What the task asks => Using the listing below, please gather every line containing the word "Velg".
## start Data for processing
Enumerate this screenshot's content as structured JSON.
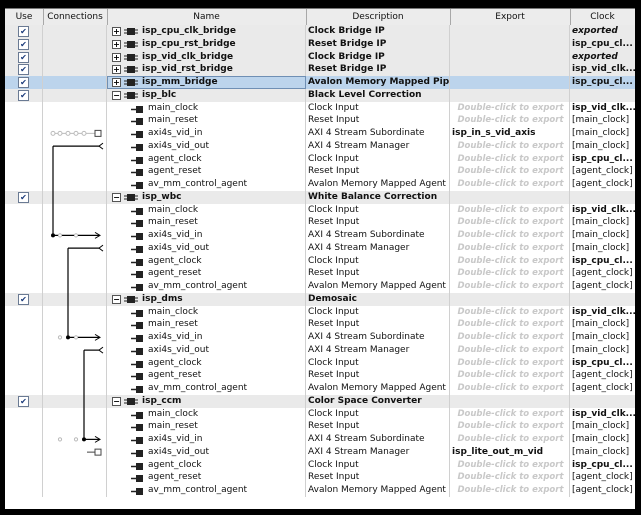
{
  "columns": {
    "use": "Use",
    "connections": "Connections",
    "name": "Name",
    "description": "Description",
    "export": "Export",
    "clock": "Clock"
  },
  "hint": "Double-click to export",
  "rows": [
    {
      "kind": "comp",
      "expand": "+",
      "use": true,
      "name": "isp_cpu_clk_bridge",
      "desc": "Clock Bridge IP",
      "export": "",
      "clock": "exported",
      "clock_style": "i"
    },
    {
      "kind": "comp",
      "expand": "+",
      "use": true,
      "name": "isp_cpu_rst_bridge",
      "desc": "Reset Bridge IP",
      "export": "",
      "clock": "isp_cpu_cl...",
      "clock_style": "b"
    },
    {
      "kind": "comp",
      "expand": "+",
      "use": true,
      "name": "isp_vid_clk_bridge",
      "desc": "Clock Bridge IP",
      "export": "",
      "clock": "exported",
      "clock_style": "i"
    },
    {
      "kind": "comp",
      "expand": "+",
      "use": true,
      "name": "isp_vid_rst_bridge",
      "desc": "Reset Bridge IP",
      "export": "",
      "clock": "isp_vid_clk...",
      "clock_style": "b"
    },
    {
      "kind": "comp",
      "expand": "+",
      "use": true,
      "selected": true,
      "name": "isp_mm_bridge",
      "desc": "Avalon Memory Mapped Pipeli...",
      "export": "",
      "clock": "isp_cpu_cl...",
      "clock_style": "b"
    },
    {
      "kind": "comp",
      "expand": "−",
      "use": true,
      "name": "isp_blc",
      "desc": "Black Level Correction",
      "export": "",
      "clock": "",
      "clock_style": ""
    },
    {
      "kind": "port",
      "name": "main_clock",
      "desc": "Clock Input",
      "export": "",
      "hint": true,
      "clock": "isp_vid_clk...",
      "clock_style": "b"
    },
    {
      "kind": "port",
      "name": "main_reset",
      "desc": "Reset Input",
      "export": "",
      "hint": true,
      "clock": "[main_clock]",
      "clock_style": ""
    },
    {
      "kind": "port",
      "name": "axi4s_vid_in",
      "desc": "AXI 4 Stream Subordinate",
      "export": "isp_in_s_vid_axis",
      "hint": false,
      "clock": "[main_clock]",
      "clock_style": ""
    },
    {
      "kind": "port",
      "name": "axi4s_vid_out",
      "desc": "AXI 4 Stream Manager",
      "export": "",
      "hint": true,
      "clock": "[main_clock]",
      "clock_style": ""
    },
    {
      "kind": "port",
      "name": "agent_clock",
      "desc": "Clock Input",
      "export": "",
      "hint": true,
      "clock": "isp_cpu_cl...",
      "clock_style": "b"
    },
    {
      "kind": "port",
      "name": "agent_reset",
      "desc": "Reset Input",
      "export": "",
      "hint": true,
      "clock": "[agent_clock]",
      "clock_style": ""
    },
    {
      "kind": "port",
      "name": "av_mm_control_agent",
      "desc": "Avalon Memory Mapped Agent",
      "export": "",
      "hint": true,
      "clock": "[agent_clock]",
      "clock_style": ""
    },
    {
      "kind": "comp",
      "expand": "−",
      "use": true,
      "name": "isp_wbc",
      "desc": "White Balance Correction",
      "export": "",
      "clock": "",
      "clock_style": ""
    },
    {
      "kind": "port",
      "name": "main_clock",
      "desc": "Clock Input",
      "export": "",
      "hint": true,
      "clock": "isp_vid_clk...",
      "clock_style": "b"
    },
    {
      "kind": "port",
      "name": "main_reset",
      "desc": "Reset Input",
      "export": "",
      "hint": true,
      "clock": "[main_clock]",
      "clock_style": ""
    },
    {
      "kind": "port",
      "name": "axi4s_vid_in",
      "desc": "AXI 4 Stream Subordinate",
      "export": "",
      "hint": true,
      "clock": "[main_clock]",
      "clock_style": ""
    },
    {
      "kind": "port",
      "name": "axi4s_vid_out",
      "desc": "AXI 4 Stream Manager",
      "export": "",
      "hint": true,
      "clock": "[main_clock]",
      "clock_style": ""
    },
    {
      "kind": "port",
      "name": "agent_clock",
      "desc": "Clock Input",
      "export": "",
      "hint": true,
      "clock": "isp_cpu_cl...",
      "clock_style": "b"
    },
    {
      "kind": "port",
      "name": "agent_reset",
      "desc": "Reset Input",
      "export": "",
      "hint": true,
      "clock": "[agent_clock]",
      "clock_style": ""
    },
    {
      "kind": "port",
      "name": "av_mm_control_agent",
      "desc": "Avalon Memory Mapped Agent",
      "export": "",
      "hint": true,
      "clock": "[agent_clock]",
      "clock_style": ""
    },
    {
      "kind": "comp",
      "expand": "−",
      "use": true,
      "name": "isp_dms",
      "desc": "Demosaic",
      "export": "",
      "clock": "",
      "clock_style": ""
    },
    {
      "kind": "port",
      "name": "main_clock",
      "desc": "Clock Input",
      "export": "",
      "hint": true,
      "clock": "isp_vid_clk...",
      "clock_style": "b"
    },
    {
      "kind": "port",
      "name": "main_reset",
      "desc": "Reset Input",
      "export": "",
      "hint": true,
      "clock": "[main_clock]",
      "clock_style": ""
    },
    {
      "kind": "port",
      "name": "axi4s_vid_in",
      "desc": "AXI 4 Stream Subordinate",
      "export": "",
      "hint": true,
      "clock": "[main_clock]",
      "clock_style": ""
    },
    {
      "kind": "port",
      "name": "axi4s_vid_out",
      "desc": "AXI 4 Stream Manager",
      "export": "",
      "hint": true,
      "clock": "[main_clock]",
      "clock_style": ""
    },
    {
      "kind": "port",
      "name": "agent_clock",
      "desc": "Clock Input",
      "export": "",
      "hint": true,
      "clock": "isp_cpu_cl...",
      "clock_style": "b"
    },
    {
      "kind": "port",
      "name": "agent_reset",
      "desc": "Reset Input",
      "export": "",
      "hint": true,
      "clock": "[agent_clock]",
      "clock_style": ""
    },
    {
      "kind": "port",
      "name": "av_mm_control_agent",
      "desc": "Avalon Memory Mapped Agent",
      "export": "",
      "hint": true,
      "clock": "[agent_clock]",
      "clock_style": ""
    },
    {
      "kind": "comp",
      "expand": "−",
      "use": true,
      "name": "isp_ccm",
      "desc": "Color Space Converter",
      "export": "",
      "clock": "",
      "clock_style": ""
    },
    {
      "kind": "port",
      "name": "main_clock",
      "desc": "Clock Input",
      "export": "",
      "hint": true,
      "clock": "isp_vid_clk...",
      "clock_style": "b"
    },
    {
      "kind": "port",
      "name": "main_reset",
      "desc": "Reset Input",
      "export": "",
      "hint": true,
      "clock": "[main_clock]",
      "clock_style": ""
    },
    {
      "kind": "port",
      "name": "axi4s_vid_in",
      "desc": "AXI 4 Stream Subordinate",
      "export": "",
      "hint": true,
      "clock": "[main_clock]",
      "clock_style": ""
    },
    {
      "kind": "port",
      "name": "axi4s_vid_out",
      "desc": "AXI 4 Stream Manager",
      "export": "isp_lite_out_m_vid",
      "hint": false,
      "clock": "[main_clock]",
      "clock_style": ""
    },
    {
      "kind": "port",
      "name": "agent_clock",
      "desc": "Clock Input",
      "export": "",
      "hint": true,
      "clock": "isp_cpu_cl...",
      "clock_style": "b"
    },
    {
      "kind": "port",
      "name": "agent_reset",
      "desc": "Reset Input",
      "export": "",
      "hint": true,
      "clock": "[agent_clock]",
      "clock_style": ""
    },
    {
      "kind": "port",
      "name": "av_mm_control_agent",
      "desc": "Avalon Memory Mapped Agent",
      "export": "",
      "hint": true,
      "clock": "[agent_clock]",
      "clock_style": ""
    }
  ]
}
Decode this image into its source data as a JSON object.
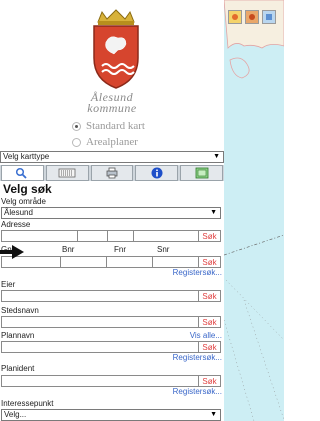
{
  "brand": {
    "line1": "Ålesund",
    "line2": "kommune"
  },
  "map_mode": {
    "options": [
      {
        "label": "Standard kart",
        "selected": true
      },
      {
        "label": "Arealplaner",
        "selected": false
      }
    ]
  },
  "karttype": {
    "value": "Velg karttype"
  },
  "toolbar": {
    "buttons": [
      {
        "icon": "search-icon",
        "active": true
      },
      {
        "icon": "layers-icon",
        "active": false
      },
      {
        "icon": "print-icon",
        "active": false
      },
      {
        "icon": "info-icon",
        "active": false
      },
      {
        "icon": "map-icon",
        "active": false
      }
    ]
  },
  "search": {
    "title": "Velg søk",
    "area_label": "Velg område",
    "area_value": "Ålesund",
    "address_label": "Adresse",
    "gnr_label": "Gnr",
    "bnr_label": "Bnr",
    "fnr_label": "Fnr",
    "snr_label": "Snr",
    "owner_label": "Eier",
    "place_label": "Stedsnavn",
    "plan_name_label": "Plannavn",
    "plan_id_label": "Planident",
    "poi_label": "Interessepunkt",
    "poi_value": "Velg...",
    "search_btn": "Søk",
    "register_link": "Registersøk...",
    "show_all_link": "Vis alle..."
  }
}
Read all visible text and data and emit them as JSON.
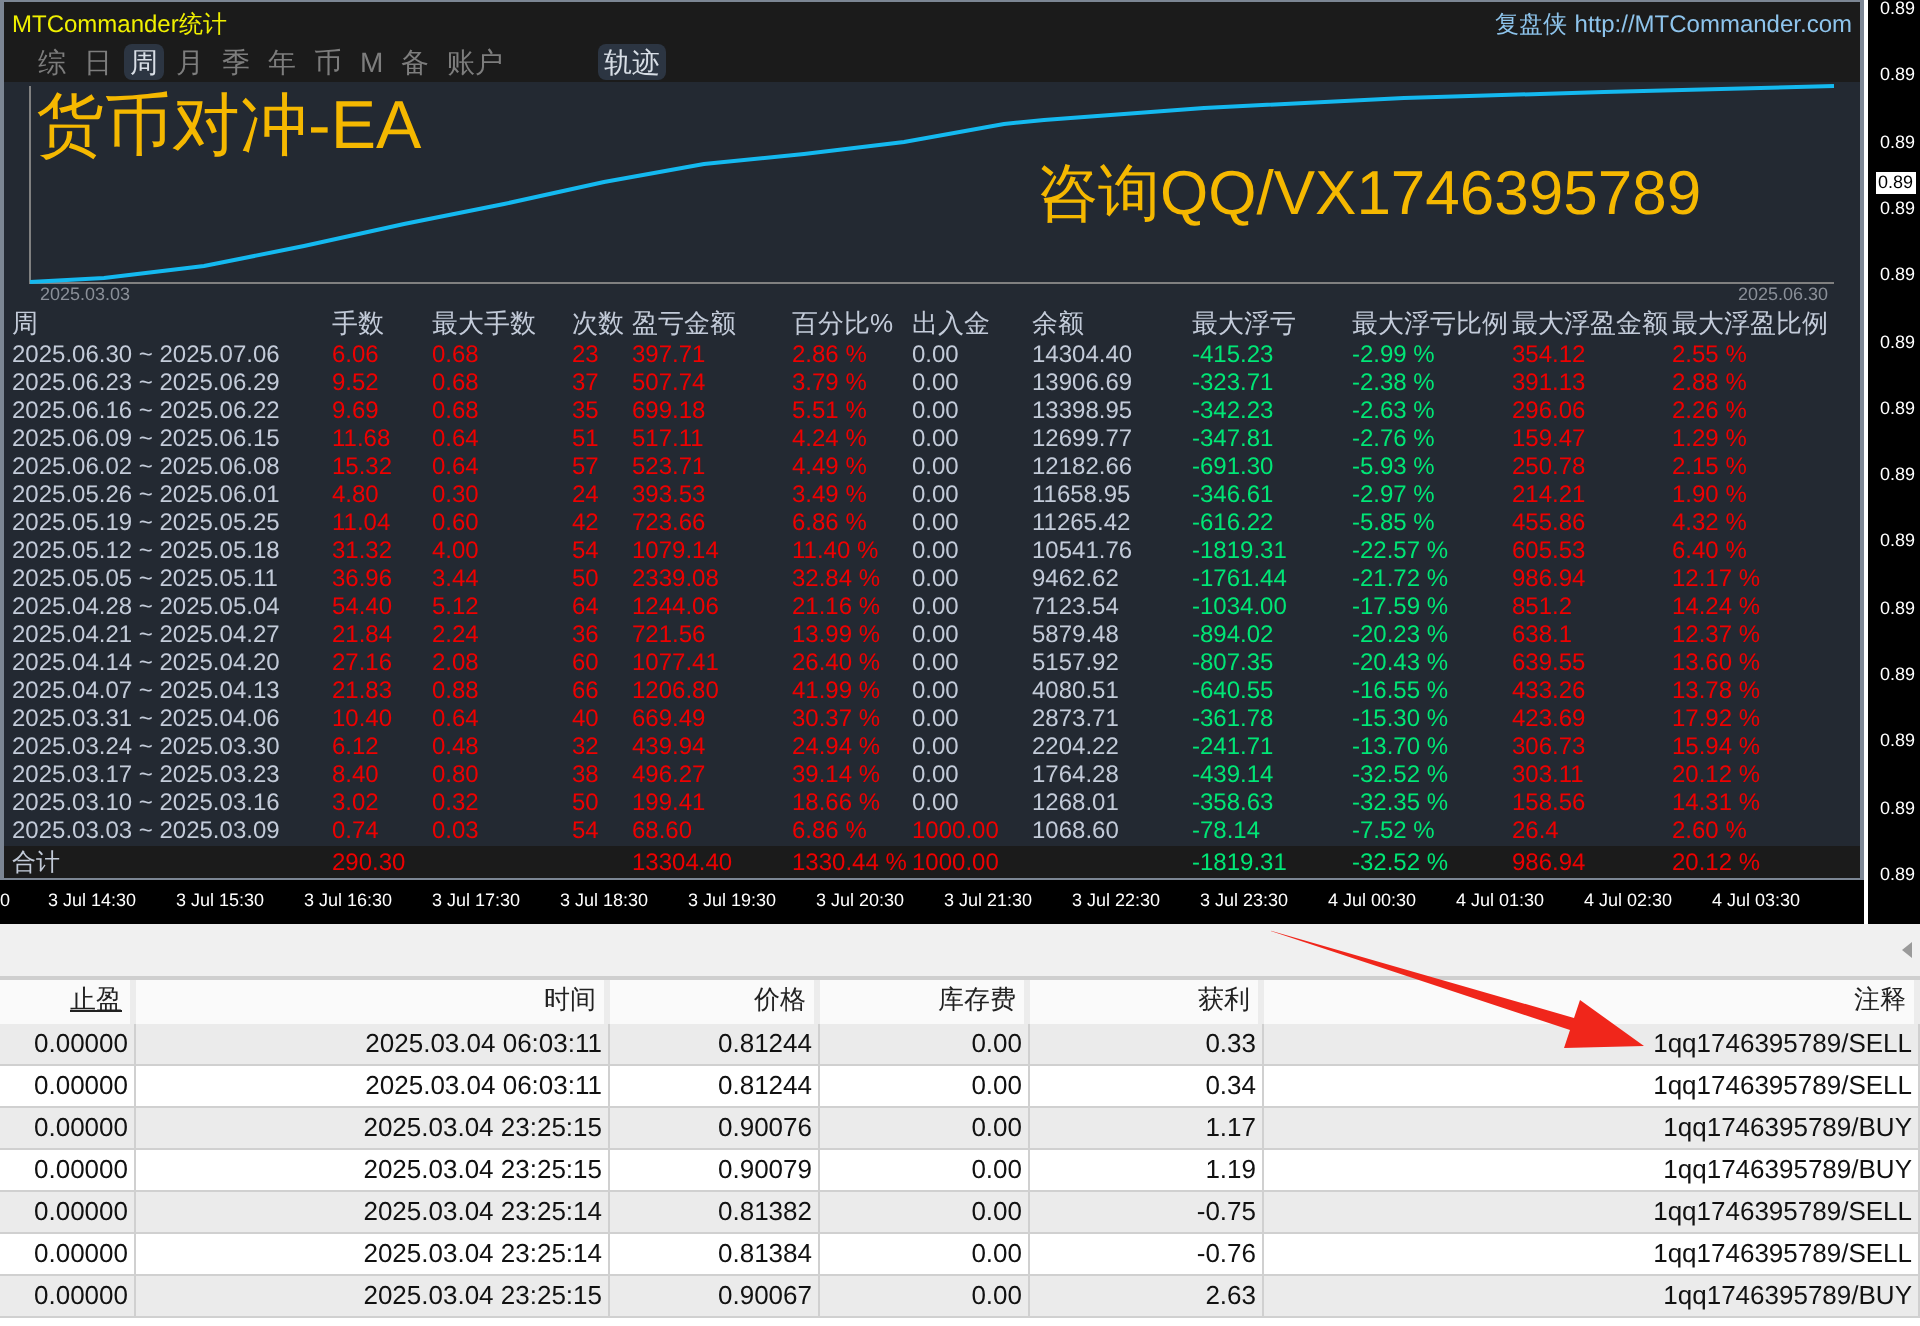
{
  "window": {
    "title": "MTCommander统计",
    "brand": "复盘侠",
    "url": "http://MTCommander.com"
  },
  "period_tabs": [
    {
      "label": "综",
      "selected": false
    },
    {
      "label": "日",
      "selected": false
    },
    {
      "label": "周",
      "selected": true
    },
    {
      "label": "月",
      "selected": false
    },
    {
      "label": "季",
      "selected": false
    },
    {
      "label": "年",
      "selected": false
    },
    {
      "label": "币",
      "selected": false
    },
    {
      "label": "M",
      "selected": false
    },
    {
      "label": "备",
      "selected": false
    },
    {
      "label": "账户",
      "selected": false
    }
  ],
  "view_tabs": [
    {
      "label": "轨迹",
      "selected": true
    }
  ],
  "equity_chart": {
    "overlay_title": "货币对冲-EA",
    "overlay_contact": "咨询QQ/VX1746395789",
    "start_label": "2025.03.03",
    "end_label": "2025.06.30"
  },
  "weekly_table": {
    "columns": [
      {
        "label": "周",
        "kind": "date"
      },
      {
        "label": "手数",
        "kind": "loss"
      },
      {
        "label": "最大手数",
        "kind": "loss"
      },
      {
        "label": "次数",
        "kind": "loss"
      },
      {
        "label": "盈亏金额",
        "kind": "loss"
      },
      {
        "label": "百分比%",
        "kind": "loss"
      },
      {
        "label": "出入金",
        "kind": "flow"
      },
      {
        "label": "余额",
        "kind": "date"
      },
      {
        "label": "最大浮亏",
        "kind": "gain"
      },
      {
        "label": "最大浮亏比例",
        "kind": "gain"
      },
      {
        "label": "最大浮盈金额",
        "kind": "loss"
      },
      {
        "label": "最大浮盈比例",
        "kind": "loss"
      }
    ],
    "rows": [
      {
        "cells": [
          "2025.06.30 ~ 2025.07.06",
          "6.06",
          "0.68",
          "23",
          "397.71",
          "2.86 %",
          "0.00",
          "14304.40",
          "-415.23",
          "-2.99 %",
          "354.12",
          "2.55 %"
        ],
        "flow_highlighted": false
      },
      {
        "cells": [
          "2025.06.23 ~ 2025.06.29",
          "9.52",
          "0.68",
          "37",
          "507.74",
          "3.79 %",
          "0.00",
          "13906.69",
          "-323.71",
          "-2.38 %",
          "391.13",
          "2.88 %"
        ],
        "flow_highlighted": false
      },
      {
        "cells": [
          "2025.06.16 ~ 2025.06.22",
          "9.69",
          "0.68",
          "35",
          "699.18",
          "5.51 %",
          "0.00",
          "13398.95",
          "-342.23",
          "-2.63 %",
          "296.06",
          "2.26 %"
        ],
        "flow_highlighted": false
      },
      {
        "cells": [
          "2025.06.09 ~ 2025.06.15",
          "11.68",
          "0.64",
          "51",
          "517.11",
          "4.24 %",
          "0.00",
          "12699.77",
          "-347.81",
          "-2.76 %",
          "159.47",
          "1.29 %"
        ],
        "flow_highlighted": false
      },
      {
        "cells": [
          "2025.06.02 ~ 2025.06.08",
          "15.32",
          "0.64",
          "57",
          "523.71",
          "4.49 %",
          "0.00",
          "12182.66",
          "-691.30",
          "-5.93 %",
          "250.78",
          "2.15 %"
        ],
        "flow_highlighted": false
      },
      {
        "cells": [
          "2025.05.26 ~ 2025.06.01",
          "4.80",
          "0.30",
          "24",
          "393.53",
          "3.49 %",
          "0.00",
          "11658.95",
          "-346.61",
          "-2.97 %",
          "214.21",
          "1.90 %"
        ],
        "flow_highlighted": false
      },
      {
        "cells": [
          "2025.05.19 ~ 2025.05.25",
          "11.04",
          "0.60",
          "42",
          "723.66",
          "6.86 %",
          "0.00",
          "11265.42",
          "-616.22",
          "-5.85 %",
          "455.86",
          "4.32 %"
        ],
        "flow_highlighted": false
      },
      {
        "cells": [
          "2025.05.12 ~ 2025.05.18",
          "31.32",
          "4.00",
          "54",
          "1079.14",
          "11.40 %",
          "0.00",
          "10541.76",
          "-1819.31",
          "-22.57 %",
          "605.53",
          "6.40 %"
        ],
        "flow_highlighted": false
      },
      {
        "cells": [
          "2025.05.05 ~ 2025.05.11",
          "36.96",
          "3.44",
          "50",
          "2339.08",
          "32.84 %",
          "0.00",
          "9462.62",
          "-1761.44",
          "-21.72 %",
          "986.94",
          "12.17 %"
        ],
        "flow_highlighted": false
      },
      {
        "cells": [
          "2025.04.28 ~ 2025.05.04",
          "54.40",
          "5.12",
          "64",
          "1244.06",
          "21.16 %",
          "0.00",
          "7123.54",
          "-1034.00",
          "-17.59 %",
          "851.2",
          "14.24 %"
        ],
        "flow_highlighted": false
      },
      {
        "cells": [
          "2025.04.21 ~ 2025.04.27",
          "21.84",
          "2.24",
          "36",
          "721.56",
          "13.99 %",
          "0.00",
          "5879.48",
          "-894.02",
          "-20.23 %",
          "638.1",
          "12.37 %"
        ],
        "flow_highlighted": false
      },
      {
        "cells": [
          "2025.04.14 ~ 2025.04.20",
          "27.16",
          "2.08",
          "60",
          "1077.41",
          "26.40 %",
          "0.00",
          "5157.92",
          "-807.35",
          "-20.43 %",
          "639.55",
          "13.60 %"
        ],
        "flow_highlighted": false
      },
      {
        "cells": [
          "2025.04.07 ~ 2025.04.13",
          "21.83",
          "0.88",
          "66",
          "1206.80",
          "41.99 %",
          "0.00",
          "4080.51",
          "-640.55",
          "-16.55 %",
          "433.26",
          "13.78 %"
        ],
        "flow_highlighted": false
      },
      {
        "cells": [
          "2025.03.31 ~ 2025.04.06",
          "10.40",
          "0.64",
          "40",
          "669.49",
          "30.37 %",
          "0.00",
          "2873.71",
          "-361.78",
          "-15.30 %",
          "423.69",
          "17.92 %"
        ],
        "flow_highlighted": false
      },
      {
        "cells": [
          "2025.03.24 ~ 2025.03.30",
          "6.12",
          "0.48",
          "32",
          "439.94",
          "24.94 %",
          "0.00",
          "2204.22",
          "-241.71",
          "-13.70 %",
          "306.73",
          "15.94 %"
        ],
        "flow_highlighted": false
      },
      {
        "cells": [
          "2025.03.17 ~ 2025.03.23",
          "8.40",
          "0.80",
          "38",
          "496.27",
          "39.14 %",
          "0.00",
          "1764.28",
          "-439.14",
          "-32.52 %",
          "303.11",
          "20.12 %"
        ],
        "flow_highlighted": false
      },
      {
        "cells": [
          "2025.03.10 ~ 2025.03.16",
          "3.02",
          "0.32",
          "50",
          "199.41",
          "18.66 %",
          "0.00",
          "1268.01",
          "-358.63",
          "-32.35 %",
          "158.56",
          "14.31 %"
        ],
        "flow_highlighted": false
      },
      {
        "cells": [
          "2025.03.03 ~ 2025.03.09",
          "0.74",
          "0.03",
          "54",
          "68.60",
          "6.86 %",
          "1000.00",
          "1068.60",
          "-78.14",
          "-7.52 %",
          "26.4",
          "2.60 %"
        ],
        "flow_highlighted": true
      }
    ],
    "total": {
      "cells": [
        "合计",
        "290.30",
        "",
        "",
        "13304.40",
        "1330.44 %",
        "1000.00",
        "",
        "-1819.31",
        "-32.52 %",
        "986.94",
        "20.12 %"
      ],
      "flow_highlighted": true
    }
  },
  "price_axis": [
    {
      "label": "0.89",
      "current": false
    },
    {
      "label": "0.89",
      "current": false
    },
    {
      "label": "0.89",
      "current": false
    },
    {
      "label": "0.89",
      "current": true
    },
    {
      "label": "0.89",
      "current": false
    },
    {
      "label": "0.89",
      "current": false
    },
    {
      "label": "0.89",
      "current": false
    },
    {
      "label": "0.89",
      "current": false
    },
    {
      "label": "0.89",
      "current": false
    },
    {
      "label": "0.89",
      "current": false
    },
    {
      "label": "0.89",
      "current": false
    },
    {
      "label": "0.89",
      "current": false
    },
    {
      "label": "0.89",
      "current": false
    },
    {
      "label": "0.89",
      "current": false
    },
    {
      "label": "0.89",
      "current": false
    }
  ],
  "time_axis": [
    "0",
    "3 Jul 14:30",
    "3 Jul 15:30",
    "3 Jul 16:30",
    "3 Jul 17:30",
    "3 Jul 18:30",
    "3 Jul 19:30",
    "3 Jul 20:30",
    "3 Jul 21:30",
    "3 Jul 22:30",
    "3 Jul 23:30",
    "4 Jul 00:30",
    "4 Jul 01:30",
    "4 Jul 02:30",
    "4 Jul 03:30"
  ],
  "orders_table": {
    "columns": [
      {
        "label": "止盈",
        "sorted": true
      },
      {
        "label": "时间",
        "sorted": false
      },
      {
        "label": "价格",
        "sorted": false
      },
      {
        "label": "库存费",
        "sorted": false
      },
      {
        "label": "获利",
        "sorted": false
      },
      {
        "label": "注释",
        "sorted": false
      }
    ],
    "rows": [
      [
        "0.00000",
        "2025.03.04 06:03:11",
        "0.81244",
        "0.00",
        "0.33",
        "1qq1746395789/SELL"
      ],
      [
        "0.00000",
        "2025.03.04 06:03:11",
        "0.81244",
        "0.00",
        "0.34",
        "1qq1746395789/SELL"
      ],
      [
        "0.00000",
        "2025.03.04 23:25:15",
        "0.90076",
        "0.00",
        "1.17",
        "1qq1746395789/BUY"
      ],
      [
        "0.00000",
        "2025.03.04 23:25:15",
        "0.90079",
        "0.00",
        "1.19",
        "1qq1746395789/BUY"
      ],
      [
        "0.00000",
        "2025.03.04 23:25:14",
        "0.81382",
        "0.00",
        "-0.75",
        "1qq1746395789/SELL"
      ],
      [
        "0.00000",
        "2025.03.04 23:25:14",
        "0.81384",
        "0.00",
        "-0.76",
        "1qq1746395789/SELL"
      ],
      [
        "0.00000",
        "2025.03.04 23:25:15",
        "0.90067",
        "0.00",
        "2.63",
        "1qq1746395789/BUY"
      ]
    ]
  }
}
## end Data for processing
Result of this exercise =>
    "value": "Velg karttype"
    "title": "Velg søk",
    "area_label": "Velg område",
    "poi_value": "Velg...",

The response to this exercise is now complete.